**Requirement**
Filter out everything except lines holding "Металлургическая".

**Data to use**
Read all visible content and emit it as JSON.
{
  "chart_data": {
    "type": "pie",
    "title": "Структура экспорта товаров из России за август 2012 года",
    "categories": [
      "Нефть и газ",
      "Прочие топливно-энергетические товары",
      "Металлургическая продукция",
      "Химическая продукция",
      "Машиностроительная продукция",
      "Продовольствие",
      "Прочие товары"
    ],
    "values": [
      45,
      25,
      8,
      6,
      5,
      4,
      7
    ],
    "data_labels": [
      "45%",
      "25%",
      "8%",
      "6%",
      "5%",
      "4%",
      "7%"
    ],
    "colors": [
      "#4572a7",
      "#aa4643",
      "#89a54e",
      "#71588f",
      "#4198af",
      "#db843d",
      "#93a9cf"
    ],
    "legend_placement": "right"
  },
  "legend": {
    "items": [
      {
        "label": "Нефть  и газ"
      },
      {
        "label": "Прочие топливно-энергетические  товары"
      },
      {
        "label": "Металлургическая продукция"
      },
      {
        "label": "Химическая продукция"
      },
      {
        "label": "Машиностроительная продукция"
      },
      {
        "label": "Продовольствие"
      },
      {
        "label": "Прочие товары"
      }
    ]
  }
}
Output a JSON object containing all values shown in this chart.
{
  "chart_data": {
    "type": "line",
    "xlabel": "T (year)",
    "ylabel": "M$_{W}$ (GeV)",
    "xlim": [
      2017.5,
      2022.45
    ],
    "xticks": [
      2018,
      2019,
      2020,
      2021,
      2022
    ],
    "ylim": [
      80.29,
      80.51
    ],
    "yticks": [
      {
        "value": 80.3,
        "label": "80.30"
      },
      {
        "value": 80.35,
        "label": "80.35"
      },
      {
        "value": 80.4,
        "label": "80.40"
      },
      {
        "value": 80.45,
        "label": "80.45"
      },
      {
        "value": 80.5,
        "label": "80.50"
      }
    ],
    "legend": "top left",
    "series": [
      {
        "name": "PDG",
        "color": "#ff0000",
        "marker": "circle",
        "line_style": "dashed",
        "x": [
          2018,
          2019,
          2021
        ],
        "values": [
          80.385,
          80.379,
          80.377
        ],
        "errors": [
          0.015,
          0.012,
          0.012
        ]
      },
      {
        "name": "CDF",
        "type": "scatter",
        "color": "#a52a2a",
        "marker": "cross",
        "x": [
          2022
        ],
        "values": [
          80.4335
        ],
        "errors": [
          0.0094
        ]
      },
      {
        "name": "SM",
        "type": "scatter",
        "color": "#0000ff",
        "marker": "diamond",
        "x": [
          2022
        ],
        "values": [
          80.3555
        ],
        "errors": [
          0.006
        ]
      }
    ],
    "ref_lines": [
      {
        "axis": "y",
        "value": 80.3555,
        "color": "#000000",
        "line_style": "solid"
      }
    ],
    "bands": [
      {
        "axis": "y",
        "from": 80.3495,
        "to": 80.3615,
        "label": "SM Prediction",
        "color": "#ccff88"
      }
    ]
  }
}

**Reply to the task**
      "Металлургическая продукция",
        "label": "Металлургическая продукция"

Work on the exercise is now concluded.